- Goal
In how many lines of the data does the word "name" appear? Give the number by itself.
— Start Listed records —
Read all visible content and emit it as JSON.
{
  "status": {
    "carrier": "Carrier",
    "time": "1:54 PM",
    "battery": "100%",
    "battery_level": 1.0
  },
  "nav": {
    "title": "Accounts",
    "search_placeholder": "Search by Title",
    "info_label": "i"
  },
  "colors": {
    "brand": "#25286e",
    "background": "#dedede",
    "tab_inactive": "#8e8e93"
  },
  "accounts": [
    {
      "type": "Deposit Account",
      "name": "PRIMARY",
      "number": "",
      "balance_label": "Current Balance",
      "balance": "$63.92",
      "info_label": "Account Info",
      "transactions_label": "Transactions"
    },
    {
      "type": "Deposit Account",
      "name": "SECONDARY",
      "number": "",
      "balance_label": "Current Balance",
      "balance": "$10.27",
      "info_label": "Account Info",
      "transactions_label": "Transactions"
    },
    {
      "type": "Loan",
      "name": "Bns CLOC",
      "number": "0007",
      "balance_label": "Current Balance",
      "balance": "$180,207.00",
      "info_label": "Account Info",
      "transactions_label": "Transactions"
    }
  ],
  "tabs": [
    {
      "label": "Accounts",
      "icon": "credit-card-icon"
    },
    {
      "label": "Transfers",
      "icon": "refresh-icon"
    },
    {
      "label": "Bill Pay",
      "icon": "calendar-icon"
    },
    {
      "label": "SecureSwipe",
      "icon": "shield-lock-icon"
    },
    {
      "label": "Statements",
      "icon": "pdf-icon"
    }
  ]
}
— End Listed records —
— Start Listed records —
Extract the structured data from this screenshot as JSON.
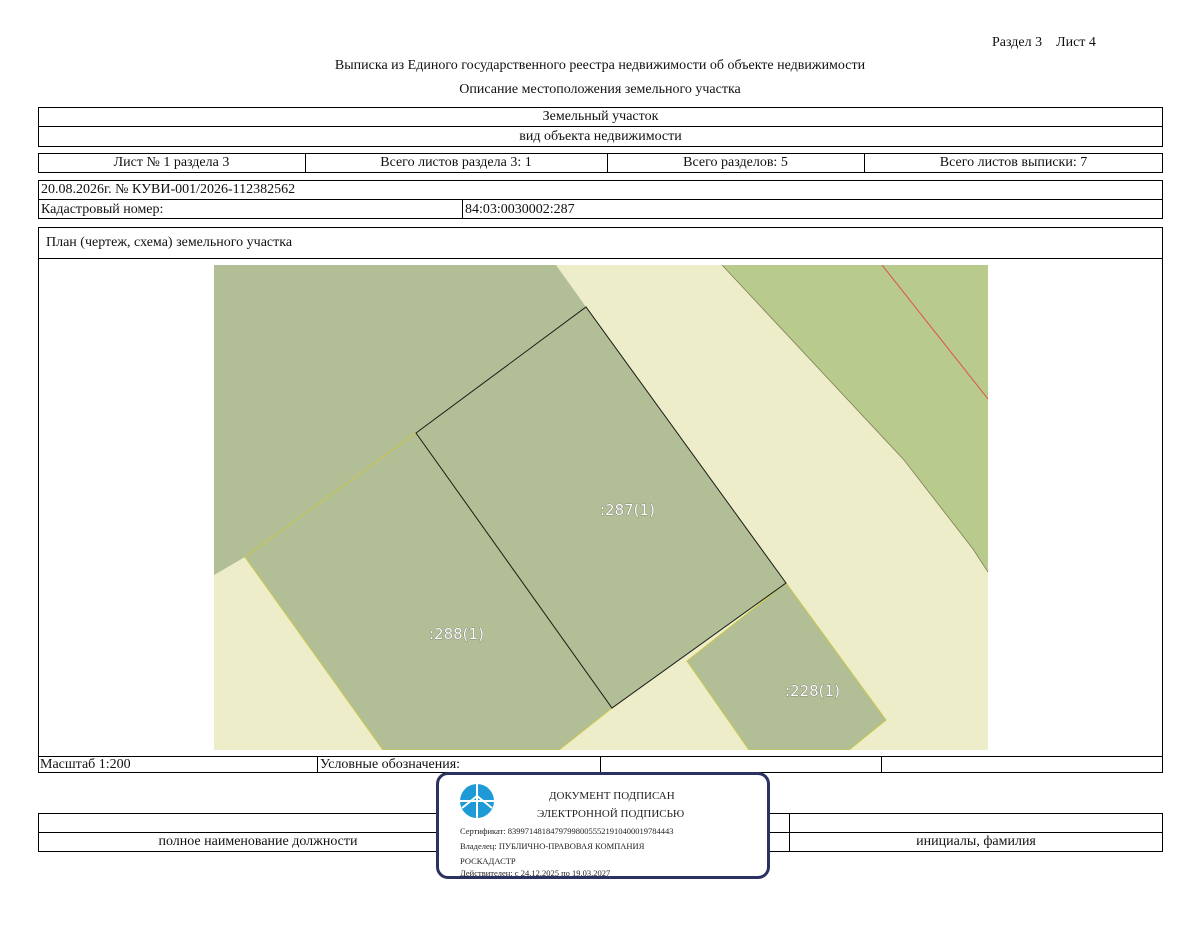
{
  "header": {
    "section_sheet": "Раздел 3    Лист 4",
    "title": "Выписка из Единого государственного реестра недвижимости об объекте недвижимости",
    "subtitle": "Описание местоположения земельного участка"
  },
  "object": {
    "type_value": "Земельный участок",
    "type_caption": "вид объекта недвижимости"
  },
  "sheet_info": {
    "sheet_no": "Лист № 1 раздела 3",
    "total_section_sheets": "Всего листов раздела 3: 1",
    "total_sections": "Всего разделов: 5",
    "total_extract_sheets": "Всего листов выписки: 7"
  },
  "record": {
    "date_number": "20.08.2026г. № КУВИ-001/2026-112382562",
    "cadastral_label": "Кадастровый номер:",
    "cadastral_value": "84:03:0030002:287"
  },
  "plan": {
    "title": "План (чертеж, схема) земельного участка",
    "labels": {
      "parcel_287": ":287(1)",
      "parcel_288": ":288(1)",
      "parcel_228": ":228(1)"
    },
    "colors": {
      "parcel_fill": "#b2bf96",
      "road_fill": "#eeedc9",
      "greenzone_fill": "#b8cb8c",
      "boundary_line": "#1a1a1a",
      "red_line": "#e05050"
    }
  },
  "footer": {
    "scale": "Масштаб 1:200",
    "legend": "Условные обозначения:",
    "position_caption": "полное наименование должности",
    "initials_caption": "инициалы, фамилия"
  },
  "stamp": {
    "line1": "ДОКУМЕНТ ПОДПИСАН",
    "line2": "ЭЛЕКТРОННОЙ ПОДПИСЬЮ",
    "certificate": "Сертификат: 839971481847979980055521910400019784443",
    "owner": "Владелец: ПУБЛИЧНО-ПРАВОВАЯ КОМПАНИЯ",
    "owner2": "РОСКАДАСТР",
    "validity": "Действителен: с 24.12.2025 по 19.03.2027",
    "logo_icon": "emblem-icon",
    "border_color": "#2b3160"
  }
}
— End Listed records —
— Start Listed records —
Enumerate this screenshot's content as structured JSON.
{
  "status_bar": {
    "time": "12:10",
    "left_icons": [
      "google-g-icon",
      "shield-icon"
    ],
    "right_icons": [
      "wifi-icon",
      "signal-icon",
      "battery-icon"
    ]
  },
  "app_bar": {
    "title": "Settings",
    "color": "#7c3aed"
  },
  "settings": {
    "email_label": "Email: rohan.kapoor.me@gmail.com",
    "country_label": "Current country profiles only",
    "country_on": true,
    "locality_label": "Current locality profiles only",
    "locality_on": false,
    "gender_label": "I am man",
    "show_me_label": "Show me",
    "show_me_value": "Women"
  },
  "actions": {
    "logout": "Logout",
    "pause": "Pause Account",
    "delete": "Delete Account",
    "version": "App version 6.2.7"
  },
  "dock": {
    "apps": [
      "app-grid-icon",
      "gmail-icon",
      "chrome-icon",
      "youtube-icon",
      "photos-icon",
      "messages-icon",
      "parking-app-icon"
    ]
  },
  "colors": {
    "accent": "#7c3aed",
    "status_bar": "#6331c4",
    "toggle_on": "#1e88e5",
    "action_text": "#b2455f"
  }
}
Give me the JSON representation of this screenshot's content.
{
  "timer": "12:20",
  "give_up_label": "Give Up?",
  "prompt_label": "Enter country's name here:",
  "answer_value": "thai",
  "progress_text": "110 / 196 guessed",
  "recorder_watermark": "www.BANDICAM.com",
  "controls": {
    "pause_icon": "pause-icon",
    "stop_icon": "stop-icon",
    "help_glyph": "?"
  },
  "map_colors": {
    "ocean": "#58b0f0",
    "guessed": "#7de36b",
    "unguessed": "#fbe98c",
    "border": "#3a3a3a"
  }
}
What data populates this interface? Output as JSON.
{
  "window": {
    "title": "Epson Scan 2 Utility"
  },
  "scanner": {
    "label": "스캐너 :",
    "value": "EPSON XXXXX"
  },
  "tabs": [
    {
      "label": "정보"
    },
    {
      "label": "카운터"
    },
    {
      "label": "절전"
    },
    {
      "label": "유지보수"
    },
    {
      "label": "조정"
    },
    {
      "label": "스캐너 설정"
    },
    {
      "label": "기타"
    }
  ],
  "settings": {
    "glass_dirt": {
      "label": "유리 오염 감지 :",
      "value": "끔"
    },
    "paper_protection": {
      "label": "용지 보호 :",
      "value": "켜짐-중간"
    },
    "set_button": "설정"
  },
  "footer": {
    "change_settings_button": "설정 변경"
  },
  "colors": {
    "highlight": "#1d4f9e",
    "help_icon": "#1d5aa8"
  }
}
— End Listed records —
- Reply to the exercise
4